**Texto de origem:**
********************

32      Com a sua segunda questão, o órgão jurisdicional de reenvio pergunta, em substância, se o artigo 3.o, n.o 1, alínea a), da Diretiva 2008/120, conjugado com o artigo 12.o da mesma diretiva, se opõe a uma regulamentação nacional como a que está em causa no processo principal, que subordina a utilização de certas denominações de venda nos produtos derivados do porco ibérico produzidos ou comercializados em Espanha ao respeito, pelos produtores, de condições de criação do porco ibérico mais estritas do que as previstas neste artigo 3.o, n.o 1, alíneas a), e uma idade mínima de abate de dez meses.

33      Para responder a esta questão, há que salientar que o objetivo da Diretiva 2008/120, como resulta do seu artigo 1.o, consiste em estabelecer as normas mínimas de proteção dos suínos confinados para efeitos de criação e de engorda. Estas normas visam, segundo o considerando 7 desta diretiva, assegurar a proteção de suínos de criação e de engorda para garantir o desenvolvimento racional da produção. Para o efeito, como resulta do considerando 8 da mesma diretiva, esta prevê diversas regras destinadas, nomeadamente, a garantir que os suínos disponham de um ambiente que corresponda às suas necessidades de exercício e de comportamento exploratório.

34      Ora, há que salientar que a regulamentação nacional em causa no processo principal tem por objetivo não a proteção dos suínos, mas a melhoria da qualidade dos produtos, pelo que não está abrangida pelo âmbito de aplicação da Diretiva 2008/120.

35      Todavia, ao aumentar quer a área mínima de pavimento de que os suínos devem dispor quer a idade de abate, esta regulamentação não é suscetível de comprometer o bem‑estar dos animais e não é, portanto, incompatível com a referida diretiva.

********************

Excertos do conjunto de dados
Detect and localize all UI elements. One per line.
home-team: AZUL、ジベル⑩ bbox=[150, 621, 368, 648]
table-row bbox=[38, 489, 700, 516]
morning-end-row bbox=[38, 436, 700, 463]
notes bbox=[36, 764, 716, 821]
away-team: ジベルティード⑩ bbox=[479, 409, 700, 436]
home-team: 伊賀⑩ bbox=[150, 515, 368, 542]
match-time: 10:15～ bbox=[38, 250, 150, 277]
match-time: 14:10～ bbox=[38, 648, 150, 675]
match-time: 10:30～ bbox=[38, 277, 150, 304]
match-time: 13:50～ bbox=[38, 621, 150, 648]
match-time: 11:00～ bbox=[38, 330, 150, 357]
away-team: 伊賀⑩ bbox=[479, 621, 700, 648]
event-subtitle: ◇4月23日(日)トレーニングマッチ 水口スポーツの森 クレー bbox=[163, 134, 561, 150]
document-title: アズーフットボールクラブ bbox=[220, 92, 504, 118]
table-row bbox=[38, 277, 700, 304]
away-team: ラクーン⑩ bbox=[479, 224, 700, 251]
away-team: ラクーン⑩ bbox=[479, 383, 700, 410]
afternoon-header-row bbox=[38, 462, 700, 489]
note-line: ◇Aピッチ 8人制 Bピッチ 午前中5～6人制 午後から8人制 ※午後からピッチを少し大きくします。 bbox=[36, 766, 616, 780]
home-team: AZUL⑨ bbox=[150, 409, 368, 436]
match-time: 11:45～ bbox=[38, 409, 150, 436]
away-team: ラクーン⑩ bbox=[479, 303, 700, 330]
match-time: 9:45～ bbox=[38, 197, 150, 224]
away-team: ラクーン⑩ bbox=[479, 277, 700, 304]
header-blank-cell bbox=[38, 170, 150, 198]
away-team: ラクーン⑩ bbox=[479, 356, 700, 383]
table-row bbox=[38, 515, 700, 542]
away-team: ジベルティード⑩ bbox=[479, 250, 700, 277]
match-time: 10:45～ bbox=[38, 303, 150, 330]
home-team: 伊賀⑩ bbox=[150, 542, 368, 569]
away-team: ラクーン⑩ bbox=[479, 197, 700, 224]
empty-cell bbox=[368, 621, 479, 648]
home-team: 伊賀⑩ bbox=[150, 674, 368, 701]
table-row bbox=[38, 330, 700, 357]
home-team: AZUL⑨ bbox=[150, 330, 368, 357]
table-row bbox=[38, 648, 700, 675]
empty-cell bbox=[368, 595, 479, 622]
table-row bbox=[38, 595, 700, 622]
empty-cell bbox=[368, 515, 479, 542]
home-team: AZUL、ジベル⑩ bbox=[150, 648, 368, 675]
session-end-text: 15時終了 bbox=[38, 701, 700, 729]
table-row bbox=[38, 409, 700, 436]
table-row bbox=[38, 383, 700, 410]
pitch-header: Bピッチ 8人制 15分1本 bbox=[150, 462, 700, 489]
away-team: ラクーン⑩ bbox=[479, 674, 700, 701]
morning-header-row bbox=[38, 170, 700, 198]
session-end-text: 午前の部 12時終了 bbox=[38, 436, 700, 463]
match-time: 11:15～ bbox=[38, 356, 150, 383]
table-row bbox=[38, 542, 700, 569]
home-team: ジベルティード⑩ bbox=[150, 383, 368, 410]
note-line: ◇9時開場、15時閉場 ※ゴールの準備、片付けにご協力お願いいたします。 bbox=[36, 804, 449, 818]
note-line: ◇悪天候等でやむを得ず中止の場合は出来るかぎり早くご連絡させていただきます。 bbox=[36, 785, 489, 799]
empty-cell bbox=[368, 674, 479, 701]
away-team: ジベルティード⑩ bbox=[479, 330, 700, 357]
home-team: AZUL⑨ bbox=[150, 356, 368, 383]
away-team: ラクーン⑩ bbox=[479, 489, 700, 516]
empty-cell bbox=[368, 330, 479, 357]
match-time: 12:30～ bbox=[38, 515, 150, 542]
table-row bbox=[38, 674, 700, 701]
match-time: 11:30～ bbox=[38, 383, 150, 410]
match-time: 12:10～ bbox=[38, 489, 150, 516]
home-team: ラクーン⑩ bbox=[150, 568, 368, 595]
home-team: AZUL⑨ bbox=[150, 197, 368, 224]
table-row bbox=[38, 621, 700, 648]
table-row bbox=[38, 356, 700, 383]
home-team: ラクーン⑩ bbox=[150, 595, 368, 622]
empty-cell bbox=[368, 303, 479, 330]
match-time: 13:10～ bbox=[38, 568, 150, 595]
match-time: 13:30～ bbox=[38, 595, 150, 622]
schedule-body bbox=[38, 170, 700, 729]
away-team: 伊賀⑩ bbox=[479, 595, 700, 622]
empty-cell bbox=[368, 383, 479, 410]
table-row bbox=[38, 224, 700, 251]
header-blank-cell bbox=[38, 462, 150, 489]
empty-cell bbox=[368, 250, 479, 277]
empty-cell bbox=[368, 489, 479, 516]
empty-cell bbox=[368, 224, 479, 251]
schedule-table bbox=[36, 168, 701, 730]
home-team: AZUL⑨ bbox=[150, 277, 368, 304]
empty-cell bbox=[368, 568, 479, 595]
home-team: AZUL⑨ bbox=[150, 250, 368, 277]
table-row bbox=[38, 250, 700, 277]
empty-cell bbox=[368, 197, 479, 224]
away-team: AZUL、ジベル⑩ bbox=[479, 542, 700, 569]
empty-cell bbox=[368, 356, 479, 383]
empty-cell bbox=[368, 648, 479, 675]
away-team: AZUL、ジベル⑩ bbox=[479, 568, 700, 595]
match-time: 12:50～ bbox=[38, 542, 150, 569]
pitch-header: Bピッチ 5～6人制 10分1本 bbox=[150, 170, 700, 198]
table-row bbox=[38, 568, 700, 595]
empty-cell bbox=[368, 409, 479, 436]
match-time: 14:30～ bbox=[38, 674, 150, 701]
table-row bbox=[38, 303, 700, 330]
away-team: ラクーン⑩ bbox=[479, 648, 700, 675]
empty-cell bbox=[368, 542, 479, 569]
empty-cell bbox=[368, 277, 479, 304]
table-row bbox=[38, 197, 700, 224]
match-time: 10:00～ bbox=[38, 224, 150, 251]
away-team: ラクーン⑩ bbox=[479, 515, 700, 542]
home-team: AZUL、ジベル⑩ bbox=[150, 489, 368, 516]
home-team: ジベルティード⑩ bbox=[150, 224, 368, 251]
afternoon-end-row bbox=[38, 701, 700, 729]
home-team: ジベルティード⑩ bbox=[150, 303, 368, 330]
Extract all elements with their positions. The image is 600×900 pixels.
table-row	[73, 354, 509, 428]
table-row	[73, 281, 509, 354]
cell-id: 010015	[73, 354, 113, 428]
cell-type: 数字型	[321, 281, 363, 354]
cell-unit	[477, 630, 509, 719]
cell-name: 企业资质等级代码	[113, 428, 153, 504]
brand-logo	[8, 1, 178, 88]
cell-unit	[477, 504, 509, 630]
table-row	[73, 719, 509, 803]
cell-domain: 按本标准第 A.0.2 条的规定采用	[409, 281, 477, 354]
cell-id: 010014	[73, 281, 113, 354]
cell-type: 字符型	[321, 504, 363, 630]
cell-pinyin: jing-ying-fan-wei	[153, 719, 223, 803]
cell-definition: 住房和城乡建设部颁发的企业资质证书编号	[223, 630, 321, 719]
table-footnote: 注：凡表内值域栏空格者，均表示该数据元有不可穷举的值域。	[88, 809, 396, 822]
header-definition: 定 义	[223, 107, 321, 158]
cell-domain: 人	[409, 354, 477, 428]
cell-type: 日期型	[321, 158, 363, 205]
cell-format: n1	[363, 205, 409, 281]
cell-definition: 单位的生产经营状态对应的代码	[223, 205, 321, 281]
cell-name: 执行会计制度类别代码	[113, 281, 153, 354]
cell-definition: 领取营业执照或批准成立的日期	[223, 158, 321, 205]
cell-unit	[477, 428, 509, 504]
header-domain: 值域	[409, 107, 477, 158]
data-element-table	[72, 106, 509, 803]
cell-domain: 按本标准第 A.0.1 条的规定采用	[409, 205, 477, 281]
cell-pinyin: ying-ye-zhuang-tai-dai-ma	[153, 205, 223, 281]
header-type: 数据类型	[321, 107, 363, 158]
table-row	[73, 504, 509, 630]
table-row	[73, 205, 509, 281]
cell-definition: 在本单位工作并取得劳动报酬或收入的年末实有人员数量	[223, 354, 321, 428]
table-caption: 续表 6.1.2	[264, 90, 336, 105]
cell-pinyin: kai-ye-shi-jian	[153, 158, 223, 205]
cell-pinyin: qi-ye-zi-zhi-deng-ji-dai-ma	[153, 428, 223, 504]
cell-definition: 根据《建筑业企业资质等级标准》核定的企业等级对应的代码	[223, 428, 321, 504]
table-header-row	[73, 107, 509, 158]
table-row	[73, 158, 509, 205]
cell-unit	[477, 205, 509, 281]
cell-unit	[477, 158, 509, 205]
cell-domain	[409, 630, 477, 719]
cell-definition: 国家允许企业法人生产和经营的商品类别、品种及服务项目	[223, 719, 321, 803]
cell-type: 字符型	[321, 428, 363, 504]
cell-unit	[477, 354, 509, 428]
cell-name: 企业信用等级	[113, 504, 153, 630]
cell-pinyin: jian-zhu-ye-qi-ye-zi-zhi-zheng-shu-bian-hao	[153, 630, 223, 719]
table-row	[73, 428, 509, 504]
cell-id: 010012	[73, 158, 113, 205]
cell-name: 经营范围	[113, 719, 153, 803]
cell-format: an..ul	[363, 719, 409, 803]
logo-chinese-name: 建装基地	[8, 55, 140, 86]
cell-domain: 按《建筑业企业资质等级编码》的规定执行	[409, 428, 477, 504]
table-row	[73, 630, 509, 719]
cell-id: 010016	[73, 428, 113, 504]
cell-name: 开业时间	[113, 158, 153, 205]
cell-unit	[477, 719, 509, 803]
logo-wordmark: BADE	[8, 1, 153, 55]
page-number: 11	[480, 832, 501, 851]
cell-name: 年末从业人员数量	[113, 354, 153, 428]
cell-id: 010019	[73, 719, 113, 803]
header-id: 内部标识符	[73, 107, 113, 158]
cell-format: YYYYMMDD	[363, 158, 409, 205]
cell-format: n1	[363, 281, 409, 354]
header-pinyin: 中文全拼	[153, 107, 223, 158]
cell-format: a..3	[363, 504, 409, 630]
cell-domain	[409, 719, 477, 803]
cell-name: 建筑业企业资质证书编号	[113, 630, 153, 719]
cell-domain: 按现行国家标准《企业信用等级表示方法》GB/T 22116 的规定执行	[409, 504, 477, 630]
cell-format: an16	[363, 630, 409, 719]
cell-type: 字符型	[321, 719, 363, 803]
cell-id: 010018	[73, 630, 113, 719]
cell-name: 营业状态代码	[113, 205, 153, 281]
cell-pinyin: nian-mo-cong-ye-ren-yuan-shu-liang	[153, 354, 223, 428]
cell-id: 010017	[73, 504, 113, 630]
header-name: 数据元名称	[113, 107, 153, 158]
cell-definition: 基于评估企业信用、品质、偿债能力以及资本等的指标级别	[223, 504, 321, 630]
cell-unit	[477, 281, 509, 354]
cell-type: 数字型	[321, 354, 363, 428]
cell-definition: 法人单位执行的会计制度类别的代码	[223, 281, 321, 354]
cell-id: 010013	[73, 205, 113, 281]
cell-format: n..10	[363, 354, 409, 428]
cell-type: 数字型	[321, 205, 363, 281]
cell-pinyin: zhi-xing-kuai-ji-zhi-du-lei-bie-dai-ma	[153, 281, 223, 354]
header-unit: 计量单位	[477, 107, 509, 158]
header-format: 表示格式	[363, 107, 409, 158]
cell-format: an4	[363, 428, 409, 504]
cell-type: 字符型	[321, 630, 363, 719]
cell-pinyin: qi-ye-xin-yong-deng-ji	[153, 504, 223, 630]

********************

**Objetivo da tarefa:** Edite o trecho do texto de origem que vai de "34      Ora, há que" até "aplicação da Diretiva 2008/120.", substituindo "suínos" por "porcos".

**Área de resposta:**
34      Ora, há que salientar que a regulamentação nacional em causa no processo principal tem por objetivo não a proteção dos porcos, mas a melhoria da qualidade dos produtos, pelo que não está abrangida pelo âmbito de aplicação da Diretiva 2008/120.